**TASK DIRECTIONS:**
Look through the material and copy each line holding "Prêt".

**MATERIAL TO PROCESS:**
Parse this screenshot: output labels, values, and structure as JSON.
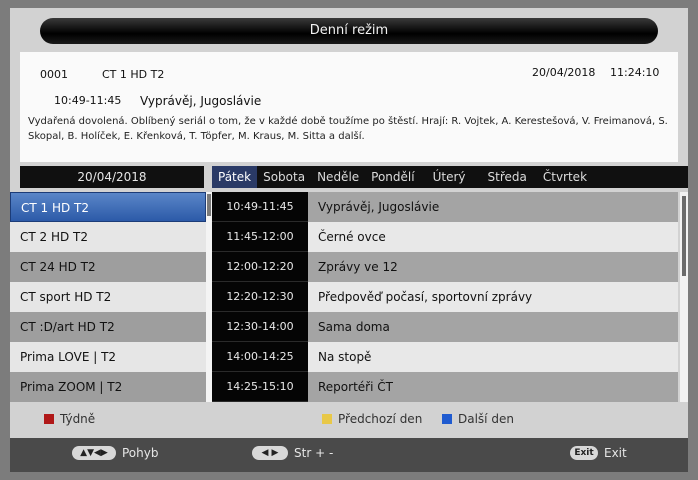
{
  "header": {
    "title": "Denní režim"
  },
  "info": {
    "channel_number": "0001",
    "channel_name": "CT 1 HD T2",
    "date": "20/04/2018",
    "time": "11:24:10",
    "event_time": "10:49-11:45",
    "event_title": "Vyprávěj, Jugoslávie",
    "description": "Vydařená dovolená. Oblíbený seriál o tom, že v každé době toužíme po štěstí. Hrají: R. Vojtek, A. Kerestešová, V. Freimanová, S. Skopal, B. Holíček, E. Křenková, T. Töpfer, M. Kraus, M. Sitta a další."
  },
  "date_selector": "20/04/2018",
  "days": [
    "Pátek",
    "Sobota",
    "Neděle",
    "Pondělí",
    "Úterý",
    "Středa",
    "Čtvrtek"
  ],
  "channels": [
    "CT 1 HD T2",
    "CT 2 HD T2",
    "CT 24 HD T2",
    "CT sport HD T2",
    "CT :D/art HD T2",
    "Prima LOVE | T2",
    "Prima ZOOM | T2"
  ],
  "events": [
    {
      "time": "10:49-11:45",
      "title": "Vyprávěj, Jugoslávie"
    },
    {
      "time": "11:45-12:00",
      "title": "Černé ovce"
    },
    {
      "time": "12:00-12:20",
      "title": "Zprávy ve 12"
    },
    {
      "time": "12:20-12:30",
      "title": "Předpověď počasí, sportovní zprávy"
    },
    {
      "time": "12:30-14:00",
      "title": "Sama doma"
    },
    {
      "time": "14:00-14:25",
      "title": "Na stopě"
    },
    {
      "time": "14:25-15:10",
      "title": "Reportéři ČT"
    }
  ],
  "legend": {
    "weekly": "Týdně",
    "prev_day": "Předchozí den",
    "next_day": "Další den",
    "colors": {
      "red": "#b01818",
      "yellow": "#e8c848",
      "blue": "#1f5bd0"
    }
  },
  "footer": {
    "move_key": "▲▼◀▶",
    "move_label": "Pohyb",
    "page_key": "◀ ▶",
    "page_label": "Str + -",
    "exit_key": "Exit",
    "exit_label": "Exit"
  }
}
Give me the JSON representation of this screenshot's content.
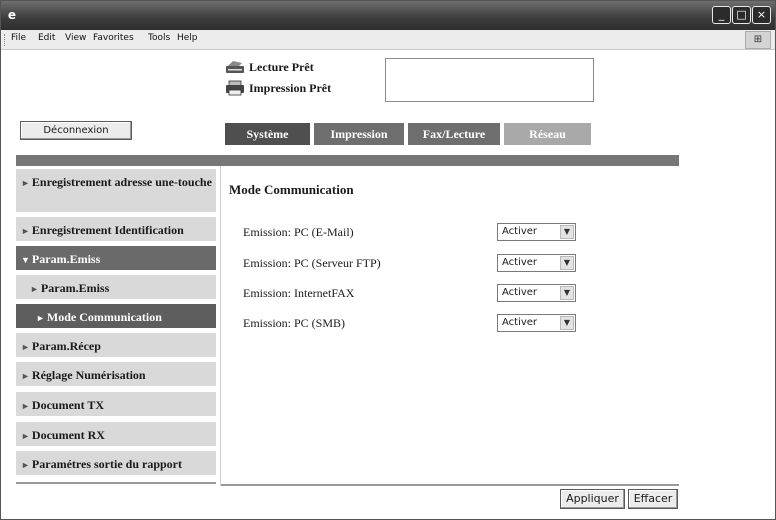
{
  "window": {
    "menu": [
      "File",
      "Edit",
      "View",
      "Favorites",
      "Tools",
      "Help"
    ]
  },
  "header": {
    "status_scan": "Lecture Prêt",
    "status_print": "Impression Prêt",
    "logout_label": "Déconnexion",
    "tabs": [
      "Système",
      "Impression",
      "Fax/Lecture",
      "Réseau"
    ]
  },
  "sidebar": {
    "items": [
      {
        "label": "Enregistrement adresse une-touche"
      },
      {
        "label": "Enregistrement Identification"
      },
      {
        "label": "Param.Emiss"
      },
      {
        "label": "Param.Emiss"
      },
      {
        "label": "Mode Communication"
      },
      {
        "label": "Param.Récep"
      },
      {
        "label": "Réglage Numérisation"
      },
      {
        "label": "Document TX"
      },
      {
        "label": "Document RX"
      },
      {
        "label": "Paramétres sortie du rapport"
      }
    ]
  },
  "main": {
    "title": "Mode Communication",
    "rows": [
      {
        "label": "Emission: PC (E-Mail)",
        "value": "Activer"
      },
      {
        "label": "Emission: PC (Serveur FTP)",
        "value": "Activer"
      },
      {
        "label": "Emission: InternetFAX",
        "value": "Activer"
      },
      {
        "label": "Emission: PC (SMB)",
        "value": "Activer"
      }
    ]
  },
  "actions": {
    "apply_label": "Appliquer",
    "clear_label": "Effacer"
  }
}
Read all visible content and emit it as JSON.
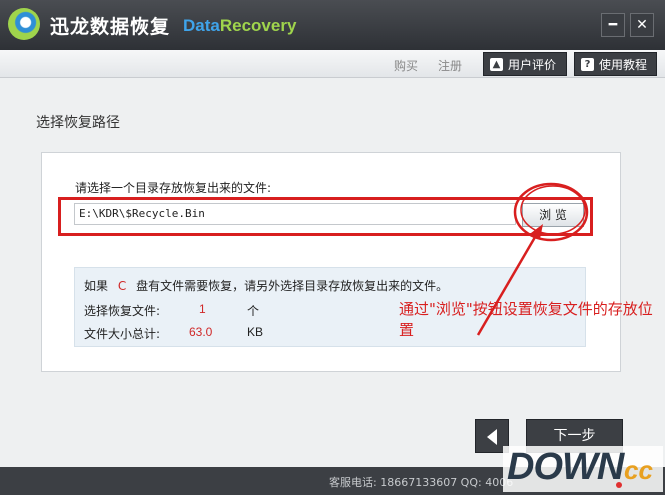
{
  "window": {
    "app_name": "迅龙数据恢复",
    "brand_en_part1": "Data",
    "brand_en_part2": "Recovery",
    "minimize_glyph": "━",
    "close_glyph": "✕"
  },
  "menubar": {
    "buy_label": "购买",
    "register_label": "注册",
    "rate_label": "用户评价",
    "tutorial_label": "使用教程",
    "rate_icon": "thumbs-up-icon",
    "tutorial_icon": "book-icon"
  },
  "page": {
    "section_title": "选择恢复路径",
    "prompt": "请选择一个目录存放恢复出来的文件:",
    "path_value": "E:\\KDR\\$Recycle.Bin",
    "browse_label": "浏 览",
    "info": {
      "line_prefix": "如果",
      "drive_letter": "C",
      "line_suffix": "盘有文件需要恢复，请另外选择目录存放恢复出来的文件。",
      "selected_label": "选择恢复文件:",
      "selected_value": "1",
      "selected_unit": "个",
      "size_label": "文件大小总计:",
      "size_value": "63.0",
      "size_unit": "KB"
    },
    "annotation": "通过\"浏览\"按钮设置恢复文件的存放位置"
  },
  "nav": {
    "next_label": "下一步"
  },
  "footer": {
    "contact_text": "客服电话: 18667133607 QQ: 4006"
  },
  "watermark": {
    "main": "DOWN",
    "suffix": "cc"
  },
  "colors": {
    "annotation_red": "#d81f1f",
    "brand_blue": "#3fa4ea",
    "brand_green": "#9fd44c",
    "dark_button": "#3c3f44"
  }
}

---

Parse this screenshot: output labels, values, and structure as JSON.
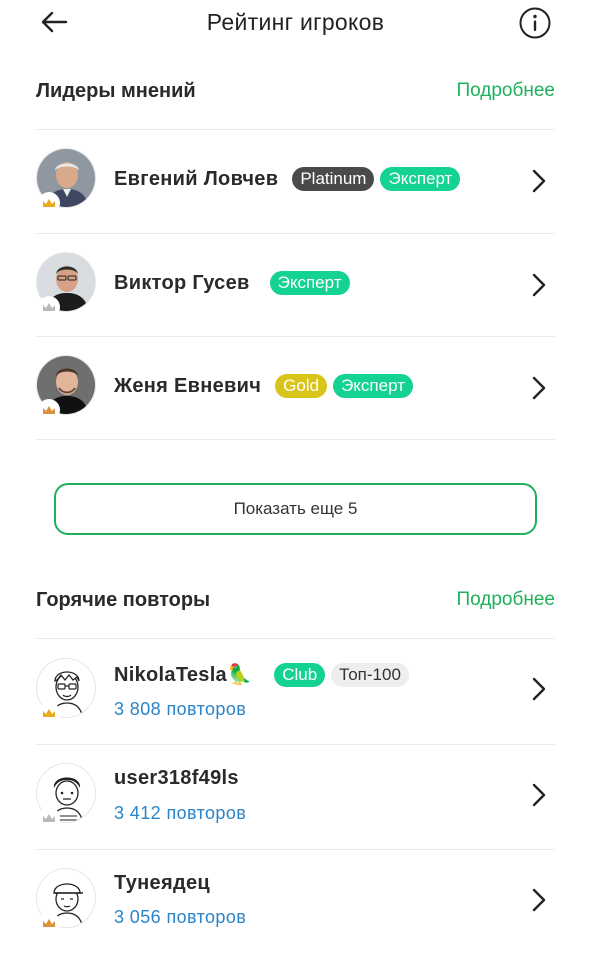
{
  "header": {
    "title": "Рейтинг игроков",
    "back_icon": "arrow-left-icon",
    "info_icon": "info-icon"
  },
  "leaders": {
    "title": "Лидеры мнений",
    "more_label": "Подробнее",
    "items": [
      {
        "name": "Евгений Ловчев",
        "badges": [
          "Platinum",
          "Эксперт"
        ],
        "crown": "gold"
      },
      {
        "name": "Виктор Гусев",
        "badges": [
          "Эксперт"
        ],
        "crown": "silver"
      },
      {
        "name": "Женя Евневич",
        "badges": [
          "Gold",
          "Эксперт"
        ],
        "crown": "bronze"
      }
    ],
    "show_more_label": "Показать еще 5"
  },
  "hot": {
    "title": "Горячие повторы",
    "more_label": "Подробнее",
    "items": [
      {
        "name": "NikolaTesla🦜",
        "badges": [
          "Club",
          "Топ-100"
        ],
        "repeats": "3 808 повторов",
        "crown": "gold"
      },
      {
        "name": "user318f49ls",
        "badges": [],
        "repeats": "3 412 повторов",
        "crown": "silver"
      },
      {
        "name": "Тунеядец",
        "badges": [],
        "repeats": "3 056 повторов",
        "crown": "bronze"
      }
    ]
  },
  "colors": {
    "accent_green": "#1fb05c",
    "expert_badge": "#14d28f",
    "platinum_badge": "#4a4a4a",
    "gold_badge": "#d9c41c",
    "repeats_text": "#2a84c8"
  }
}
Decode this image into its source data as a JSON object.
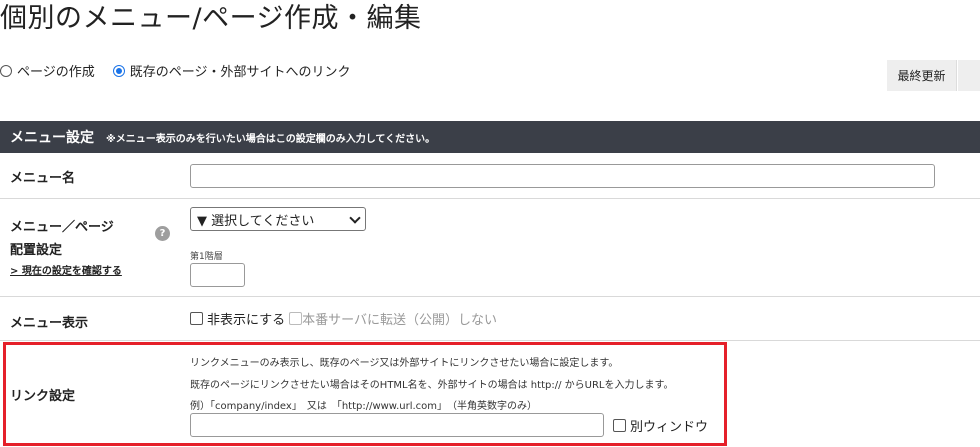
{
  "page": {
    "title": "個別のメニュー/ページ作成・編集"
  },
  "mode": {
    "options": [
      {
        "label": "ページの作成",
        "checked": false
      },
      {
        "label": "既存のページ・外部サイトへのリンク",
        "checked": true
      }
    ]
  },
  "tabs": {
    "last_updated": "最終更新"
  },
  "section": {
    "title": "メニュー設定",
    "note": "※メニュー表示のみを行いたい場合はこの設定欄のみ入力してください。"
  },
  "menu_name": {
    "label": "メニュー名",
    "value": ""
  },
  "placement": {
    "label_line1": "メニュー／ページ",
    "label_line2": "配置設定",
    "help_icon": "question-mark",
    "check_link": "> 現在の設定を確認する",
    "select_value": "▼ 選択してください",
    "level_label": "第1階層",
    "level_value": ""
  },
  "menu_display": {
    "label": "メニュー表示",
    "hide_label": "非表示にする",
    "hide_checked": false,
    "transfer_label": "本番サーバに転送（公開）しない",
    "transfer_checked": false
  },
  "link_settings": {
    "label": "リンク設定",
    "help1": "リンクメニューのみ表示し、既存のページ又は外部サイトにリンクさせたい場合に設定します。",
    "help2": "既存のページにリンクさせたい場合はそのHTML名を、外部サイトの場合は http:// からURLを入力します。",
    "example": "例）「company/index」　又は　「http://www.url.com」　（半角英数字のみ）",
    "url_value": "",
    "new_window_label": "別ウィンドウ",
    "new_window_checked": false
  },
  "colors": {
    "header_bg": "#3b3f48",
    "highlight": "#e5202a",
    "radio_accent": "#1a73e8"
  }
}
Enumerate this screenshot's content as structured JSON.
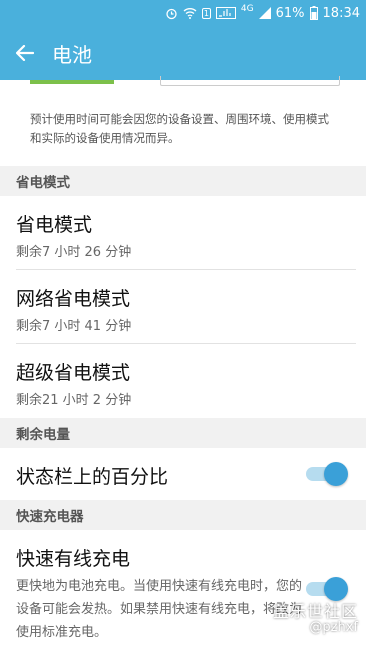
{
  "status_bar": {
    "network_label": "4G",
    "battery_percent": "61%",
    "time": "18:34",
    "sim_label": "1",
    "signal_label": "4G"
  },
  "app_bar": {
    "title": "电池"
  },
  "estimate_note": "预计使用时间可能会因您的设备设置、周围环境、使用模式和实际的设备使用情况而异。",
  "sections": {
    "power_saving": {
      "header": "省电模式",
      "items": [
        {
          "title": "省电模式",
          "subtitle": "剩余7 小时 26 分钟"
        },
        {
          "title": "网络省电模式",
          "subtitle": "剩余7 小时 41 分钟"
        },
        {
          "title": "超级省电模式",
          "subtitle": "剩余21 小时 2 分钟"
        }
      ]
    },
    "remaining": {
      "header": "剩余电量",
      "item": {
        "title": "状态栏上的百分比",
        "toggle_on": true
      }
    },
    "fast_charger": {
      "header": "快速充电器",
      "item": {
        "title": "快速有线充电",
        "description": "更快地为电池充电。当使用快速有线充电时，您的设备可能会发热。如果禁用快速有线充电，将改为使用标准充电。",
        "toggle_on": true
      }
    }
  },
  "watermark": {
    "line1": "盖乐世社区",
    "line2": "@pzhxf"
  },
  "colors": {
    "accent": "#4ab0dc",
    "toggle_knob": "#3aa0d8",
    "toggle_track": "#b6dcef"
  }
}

**RESULT:**
    "status_scan": "Lecture Prêt",
    "status_print": "Impression Prêt",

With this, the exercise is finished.